* _PROMPT_:
For each line below that includes the word "Європі", make a copy.
:: SUPPLIED MATERIAL
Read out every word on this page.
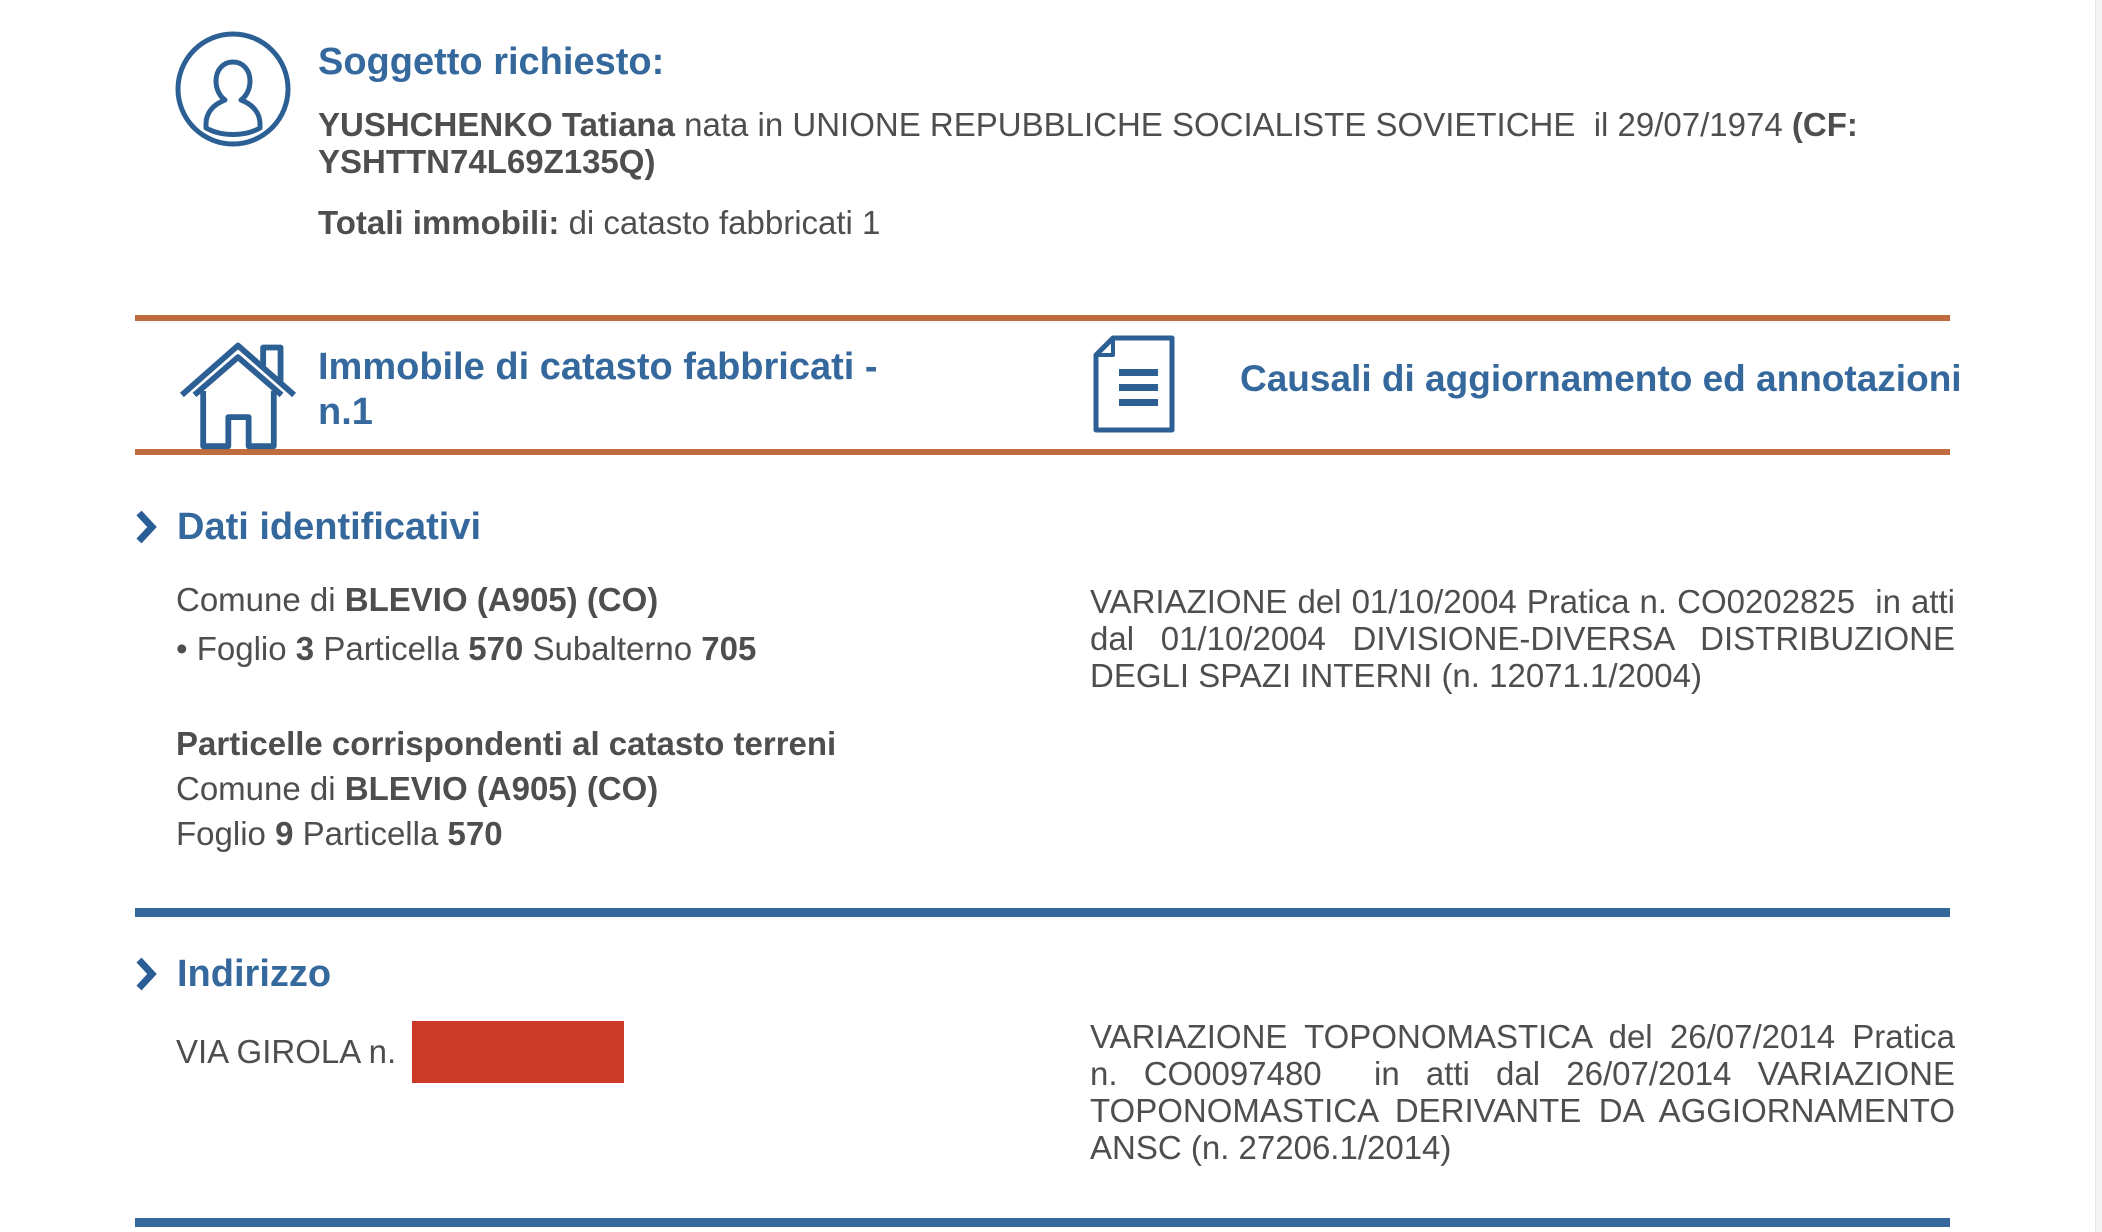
Soggetto richiesto:
YUSHCHENKO Tatiana nata in UNIONE REPUBBLICHE SOCIALISTE SOVIETICHE  il 29/07/1974 (CF: YSHTTN74L69Z135Q)
Totali immobili: di catasto fabbricati 1
Immobile di catasto fabbricati - n.1
Causali di aggiornamento ed annotazioni
Dati identificativi
Comune di BLEVIO (A905) (CO)
• Foglio 3 Particella 570 Subalterno 705
Particelle corrispondenti al catasto terreni
Comune di BLEVIO (A905) (CO)
Foglio 9 Particella 570
VARIAZIONE del 01/10/2004 Pratica n. CO0202825  in atti dal 01/10/2004 DIVISIONE-DIVERSA DISTRIBUZIONE DEGLI SPAZI INTERNI (n. 12071.1/2004)
Indirizzo
VIA GIROLA n.	VARIAZIONE TOPONOMASTICA del 26/07/2014 Pratica n. CO0097480  in atti dal 26/07/2014 VARIAZIONE TOPONOMASTICA DERIVANTE DA AGGIORNAMENTO ANSC (n. 27206.1/2014)
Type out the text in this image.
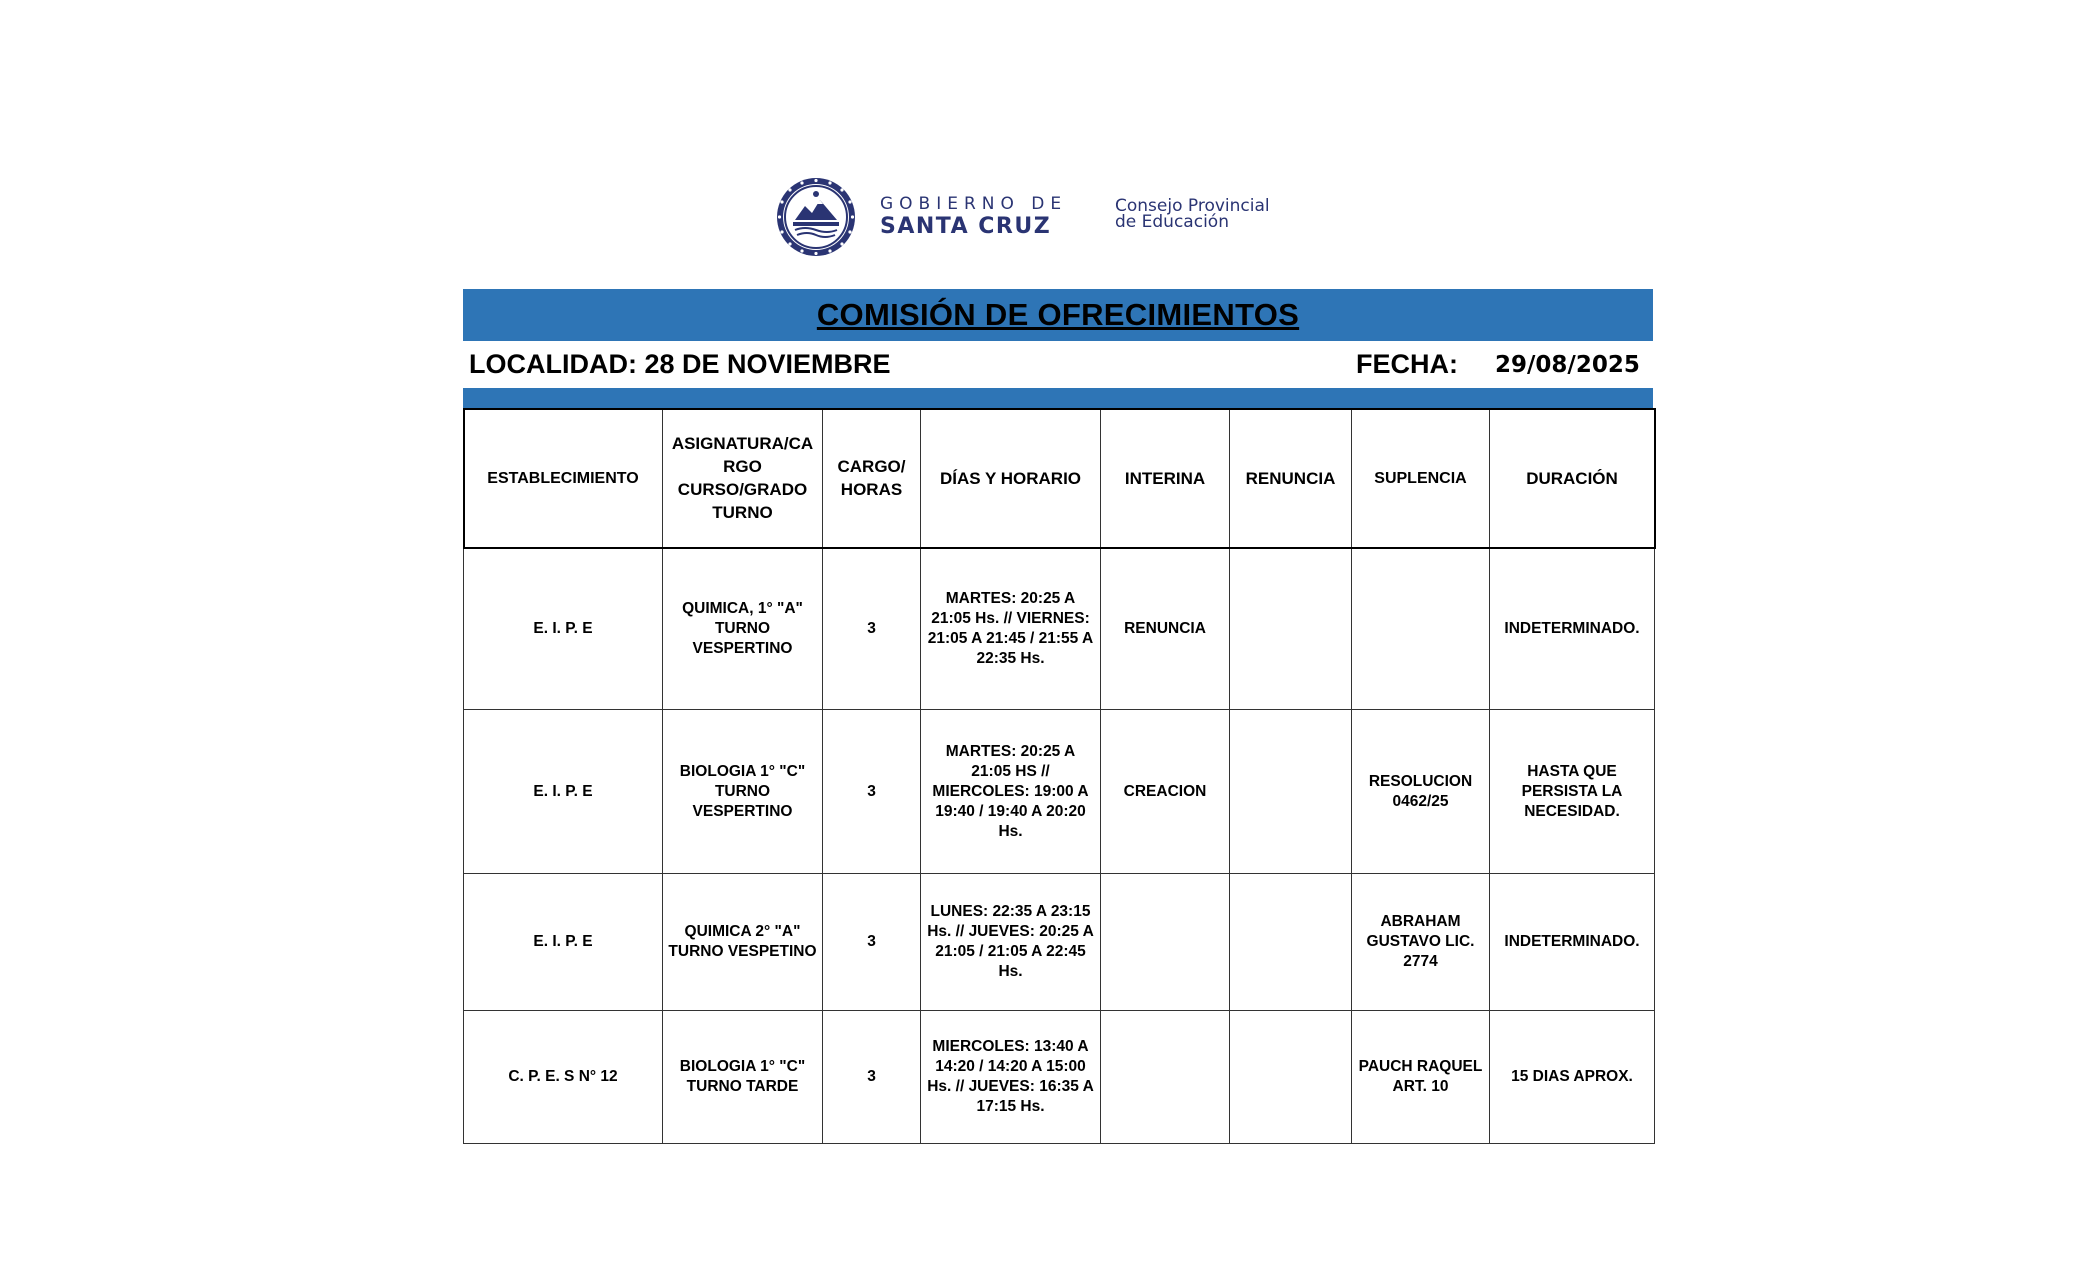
GOBIERNO DE
SANTA CRUZ
Consejo Provincial
de Educación
COMISIÓN DE OFRECIMIENTOS
LOCALIDAD: 28 DE NOVIEMBRE	FECHA: 29/08/2025
ESTABLECIMIENTO	ASIGNATURA/CA RGO CURSO/GRADO TURNO	CARGO/ HORAS	DÍAS Y HORARIO	INTERINA	RENUNCIA	SUPLENCIA	DURACIÓN
E. I. P. E	QUIMICA, 1° "A" TURNO VESPERTINO	3	MARTES: 20:25 A 21:05 Hs. // VIERNES: 21:05 A 21:45 / 21:55 A 22:35 Hs.	RENUNCIA			INDETERMINADO.
E. I. P. E	BIOLOGIA 1° "C" TURNO VESPERTINO	3	MARTES: 20:25 A 21:05 HS // MIERCOLES: 19:00 A 19:40 / 19:40 A 20:20 Hs.	CREACION		RESOLUCION 0462/25	HASTA QUE PERSISTA LA NECESIDAD.
E. I. P. E	QUIMICA 2° "A" TURNO VESPETINO	3	LUNES: 22:35 A 23:15 Hs. // JUEVES: 20:25 A 21:05 / 21:05 A 22:45 Hs.			ABRAHAM GUSTAVO LIC. 2774	INDETERMINADO.
C. P. E. S N° 12	BIOLOGIA 1° "C" TURNO TARDE	3	MIERCOLES: 13:40 A 14:20 / 14:20 A 15:00 Hs. // JUEVES: 16:35 A 17:15 Hs.			PAUCH RAQUEL ART. 10	15 DIAS APROX.
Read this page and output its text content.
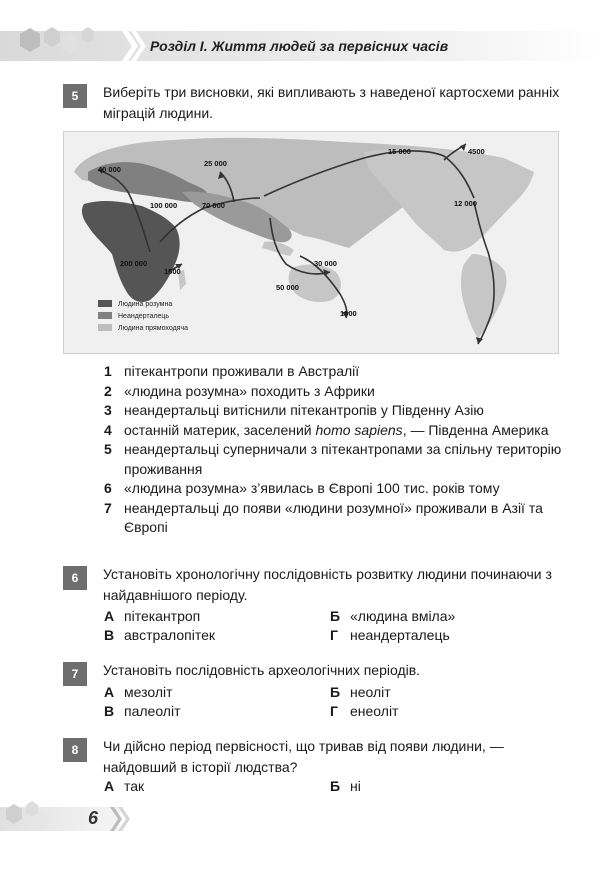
Розділ І. Життя людей за первісних часів
5	Виберіть три висновки, які випливають з наведеної картосхеми ранніх міграцій людини.
40 000
25 000
15 000	4500
100 000	70 000	12 000
200 000
1500
30 000
50 000
1500
Людина розумна
Неандерталець
Людина прямоходяча
1 пітекантропи проживали в Австралії
2 «людина розумна» походить з Африки
3 неандертальці витіснили пітекантропів у Південну Азію
4 останній материк, заселений homo sapiens, — Південна Америка
5 неандертальці суперничали з пітекантропами за спільну територію проживання
6 «людина розумна» з’явилась в Європі 100 тис. років тому
7 неандертальці до появи «людини розумної» проживали в Азії та Європі
6	Установіть хронологічну послідовність розвитку людини починаючи з найдавнішого періоду.
А пітекантроп	Б «людина вміла»
В австралопітек	Г неандерталець
7	Установіть послідовність археологічних періодів.
А мезоліт	Б неоліт
В палеоліт	Г енеоліт
8	Чи дійсно період первісності, що тривав від появи людини, — найдовший в історії людства?
А так	Б ні
6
::::
* _ANSWER IN FULL_:
6 «людина розумна» з’явилась в Європі 100 тис. років тому
7 неандертальці до появи «людини розумної» проживали в Азії та Європі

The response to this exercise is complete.